(Records from a collection of figures)

"""

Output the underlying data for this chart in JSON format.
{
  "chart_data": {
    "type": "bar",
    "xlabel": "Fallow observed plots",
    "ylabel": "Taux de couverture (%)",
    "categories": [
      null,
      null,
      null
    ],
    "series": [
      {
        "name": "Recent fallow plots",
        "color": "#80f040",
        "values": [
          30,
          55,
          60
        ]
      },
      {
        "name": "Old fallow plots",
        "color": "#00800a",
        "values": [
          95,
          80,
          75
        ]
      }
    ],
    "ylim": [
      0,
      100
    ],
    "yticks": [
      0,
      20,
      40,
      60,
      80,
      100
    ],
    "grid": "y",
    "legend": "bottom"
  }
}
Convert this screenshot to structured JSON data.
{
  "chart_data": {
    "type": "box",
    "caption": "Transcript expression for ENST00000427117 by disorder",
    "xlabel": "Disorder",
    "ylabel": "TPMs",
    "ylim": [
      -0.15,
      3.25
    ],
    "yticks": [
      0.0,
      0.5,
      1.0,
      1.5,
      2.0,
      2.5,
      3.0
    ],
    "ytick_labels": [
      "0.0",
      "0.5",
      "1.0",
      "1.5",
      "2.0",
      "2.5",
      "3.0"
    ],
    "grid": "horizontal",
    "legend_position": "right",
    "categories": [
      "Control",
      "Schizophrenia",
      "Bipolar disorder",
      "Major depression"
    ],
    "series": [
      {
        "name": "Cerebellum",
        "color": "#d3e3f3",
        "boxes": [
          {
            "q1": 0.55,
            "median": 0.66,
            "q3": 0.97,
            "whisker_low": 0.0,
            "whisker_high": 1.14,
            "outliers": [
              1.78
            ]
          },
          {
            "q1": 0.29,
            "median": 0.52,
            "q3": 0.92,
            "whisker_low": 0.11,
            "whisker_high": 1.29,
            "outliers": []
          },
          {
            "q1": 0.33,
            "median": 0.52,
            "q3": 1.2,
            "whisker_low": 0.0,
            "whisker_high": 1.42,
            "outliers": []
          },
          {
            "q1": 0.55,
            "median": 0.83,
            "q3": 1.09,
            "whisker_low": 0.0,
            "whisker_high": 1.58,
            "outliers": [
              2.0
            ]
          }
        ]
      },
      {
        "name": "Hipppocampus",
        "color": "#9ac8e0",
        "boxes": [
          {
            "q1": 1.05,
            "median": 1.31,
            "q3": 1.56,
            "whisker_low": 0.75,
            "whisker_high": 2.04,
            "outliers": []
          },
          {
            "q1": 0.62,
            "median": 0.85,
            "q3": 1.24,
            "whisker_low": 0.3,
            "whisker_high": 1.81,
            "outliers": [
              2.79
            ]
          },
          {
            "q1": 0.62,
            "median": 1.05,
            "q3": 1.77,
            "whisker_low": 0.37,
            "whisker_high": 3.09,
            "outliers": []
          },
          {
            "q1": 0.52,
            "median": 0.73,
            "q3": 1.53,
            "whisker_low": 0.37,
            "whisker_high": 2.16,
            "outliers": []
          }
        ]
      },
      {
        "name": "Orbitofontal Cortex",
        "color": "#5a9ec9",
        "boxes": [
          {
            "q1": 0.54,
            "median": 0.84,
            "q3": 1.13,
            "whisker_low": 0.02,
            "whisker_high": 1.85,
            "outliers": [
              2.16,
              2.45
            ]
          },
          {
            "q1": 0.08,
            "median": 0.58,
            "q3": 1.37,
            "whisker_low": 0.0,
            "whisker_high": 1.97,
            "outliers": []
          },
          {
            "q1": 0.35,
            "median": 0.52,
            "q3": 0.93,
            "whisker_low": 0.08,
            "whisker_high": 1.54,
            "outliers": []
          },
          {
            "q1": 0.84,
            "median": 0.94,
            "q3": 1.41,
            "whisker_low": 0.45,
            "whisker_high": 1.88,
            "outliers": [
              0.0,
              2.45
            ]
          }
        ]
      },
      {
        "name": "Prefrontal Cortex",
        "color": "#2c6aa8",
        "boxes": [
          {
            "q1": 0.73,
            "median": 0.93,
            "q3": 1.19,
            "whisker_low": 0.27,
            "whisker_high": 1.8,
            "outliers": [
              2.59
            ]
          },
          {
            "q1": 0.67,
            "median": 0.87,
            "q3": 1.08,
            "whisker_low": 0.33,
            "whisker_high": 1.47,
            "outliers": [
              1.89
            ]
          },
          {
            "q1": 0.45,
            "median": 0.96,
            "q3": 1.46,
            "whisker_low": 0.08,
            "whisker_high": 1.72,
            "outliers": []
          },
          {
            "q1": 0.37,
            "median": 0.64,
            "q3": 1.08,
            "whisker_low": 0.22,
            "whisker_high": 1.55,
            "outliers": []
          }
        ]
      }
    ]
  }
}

"""

◆ **PROBLEM**: Copy all lines from the data that hold the word "JSON".

◆ **CORRECT RESULT**:
Output the underlying data for this chart in JSON format.
Convert this screenshot to structured JSON data.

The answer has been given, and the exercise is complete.